Copy out the lines below verbatim, everything from the line containing "- dutch-west-indian-point: [42, 584, 62, 603]" down to the line containing "- dutch-west-indian-point: [134, 444, 153, 463]", with both of those lines included.

Supplied entries:

(begin)

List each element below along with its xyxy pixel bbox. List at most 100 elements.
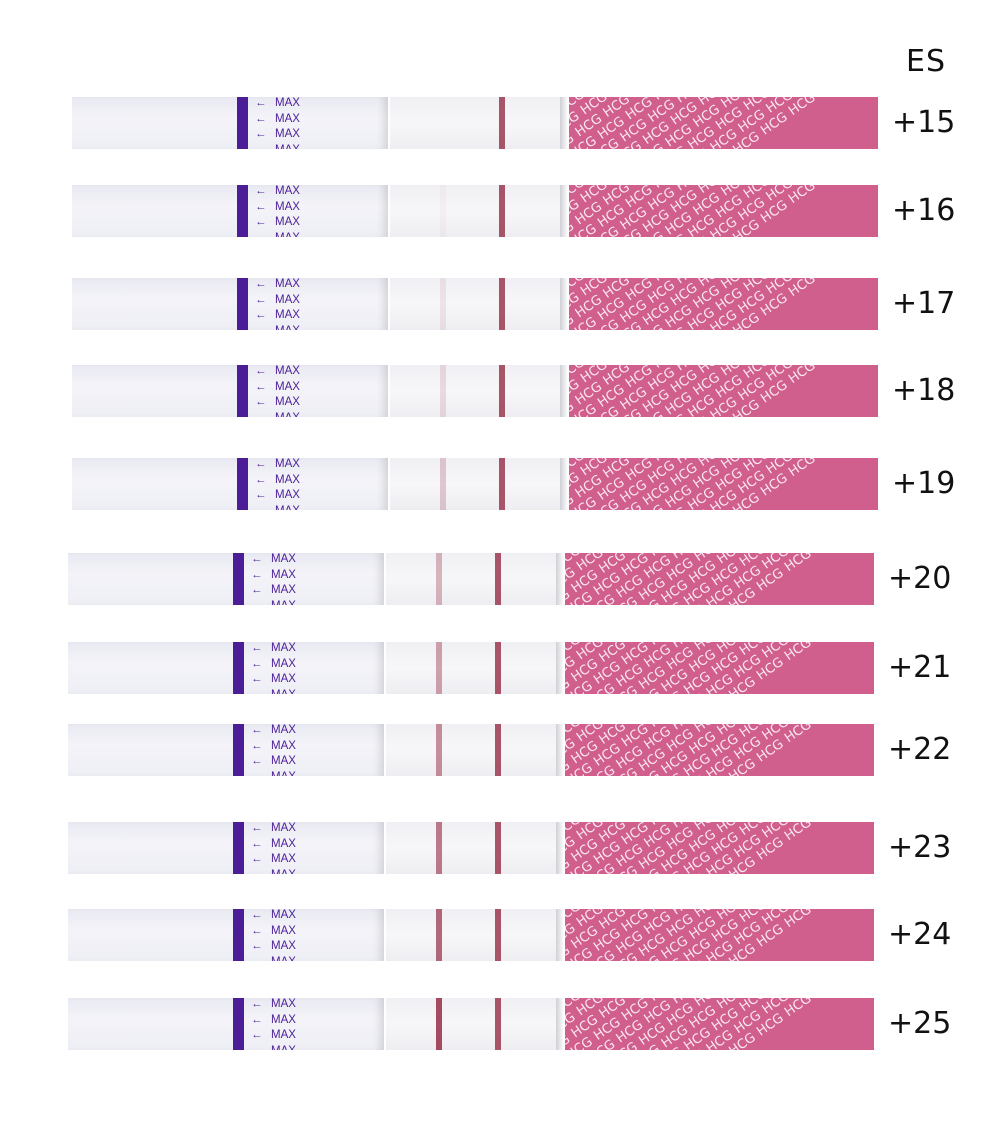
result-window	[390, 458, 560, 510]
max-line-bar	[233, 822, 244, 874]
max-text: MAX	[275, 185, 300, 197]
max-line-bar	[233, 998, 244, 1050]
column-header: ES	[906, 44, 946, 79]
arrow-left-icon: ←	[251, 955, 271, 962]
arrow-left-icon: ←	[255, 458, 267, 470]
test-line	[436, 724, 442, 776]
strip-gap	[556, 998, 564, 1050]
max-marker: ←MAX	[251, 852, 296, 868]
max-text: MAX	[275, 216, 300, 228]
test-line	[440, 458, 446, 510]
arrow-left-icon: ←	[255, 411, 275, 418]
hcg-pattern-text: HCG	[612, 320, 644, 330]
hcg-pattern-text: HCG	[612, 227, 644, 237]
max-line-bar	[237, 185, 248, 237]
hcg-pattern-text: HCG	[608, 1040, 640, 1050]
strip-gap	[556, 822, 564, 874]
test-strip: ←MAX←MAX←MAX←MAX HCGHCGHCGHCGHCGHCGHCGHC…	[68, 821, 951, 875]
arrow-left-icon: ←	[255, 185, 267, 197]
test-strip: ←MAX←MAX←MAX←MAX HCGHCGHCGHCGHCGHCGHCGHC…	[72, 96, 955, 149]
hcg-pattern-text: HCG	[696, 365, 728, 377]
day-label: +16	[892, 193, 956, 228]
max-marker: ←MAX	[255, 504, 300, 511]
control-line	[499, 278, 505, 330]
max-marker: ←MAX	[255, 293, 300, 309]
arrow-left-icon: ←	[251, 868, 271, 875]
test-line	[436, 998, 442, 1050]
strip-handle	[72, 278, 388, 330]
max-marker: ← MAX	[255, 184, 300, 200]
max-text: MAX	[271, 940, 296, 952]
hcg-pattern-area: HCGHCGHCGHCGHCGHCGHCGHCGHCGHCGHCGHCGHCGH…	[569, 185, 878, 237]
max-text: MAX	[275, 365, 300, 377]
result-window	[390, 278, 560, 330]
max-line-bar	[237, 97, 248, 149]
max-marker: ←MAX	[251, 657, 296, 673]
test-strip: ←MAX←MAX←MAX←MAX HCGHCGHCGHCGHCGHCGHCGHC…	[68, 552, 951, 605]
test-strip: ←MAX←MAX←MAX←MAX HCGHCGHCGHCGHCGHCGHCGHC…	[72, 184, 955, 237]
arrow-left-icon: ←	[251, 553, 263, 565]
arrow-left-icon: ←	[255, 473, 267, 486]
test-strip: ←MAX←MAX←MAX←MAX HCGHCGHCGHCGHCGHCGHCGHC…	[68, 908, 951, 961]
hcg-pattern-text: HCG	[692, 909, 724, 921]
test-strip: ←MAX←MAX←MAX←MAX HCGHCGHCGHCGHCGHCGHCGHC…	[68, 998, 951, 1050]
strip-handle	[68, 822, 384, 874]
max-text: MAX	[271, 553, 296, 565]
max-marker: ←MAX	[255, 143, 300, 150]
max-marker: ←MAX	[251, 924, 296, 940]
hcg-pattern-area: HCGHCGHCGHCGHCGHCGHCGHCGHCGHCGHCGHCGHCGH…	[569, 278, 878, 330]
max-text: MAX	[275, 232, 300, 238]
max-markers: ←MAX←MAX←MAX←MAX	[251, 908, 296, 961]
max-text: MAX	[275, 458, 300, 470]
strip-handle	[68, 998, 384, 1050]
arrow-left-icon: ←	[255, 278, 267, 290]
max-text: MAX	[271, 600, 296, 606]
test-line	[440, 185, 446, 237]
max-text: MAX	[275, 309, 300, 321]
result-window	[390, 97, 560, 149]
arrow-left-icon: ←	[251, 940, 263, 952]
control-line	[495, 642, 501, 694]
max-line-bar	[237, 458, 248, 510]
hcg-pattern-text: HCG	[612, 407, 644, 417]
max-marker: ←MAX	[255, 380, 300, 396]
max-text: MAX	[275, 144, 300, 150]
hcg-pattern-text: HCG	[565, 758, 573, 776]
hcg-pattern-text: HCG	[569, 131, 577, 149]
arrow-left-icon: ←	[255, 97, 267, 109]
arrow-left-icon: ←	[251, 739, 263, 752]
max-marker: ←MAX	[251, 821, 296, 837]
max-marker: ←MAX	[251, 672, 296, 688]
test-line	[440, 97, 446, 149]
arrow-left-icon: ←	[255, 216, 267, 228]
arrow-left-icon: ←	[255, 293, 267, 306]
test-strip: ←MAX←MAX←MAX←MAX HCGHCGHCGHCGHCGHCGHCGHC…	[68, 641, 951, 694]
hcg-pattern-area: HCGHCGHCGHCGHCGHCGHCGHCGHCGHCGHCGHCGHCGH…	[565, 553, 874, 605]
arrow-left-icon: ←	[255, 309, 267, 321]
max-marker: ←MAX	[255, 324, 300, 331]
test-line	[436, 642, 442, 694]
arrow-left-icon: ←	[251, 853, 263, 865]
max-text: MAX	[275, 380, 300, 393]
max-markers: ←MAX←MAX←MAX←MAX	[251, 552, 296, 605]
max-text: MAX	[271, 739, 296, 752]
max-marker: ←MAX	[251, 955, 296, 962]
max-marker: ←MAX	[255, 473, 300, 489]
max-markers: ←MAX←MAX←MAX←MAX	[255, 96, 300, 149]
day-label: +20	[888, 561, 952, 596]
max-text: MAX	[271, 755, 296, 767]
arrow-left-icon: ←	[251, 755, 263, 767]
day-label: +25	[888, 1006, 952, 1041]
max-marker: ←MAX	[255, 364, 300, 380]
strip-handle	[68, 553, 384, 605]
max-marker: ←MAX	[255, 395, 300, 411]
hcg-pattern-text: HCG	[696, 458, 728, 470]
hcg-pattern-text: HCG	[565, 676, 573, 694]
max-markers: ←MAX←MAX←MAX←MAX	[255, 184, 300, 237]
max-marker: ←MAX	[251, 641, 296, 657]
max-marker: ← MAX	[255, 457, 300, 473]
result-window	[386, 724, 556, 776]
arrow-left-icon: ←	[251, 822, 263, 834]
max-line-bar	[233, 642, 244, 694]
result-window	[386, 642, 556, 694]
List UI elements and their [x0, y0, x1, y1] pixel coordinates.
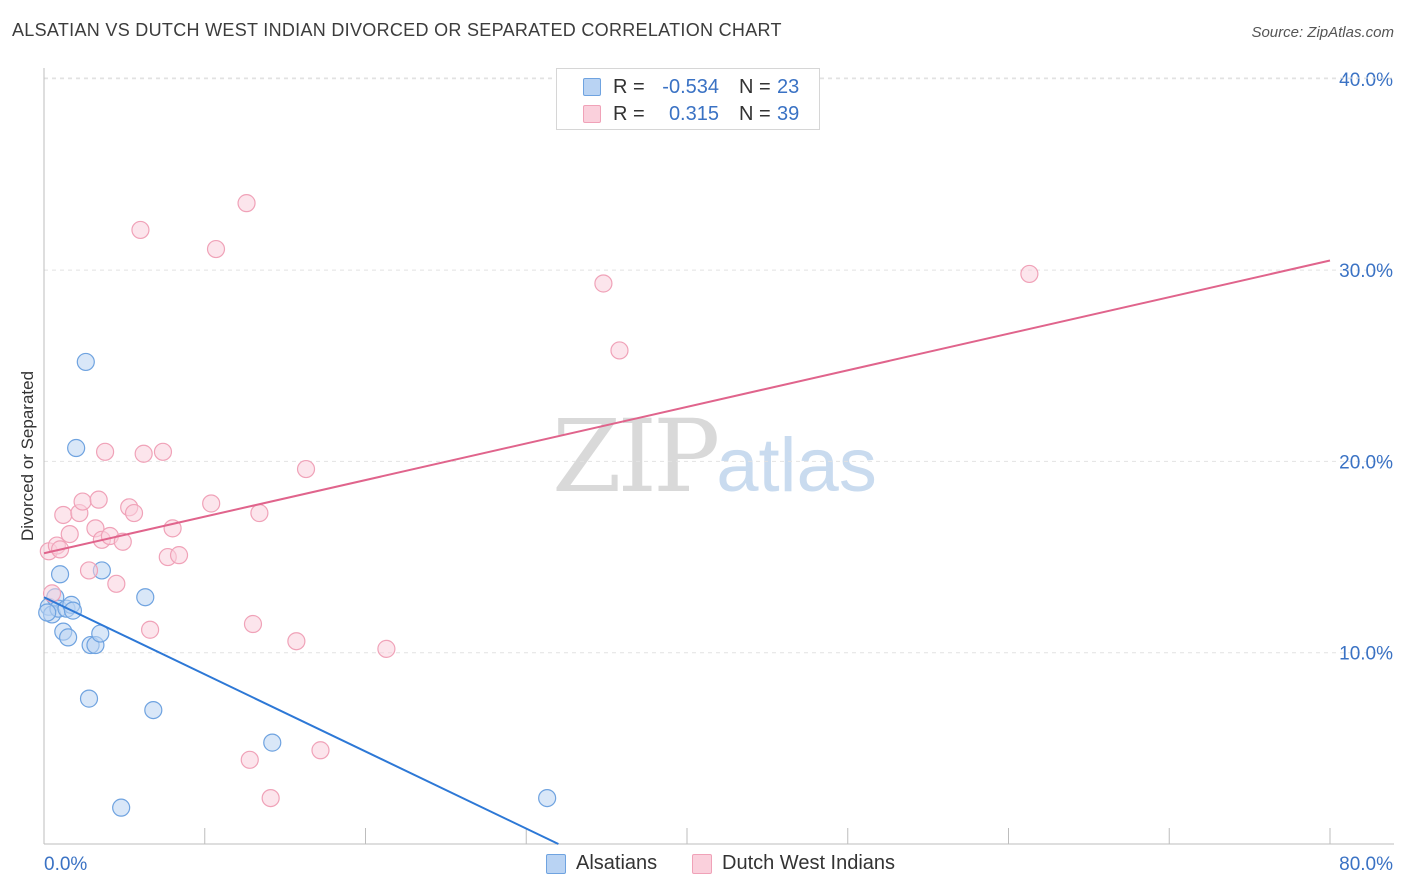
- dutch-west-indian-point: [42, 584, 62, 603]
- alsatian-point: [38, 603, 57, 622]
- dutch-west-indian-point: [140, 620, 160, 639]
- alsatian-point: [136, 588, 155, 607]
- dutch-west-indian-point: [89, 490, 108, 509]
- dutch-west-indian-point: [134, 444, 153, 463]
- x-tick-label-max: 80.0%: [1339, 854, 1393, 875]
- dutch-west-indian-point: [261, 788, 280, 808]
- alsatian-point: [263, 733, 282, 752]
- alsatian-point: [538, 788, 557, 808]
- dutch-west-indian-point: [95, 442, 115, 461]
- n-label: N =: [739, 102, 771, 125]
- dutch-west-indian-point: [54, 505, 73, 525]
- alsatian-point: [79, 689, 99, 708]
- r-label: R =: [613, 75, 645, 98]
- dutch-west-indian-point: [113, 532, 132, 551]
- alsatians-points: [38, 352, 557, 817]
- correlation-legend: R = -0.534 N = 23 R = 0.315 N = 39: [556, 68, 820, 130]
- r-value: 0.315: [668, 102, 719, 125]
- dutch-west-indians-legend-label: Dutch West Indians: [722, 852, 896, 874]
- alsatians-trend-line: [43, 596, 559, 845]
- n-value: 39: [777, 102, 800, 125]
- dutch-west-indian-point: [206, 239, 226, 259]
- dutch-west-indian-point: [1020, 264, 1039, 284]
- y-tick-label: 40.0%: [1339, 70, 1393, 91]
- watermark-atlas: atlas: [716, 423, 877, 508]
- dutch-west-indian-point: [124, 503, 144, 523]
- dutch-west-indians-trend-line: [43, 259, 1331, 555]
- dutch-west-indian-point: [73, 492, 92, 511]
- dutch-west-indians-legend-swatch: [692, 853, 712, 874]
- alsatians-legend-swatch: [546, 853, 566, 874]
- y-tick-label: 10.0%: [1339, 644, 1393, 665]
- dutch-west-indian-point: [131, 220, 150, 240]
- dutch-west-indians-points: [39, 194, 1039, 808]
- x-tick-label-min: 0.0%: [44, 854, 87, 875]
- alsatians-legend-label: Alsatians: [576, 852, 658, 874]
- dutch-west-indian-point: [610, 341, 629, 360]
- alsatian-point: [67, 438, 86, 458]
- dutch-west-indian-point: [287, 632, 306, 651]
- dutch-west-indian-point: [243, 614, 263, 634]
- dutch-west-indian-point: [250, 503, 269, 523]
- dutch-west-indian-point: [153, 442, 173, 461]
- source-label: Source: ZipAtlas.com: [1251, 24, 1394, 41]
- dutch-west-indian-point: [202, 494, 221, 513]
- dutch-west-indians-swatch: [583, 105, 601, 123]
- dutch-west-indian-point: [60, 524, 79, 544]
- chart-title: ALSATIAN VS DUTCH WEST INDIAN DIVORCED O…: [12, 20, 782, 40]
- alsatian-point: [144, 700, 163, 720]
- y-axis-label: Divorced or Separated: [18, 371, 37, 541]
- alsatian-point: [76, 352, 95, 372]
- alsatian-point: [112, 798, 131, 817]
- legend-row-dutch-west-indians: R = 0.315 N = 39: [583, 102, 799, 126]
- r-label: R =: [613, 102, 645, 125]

(end)

Complete answer:
- dutch-west-indian-point: [42, 584, 62, 603]
- alsatian-point: [38, 603, 57, 622]
- dutch-west-indian-point: [140, 620, 160, 639]
- alsatian-point: [136, 588, 155, 607]
- dutch-west-indian-point: [89, 490, 108, 509]
- dutch-west-indian-point: [134, 444, 153, 463]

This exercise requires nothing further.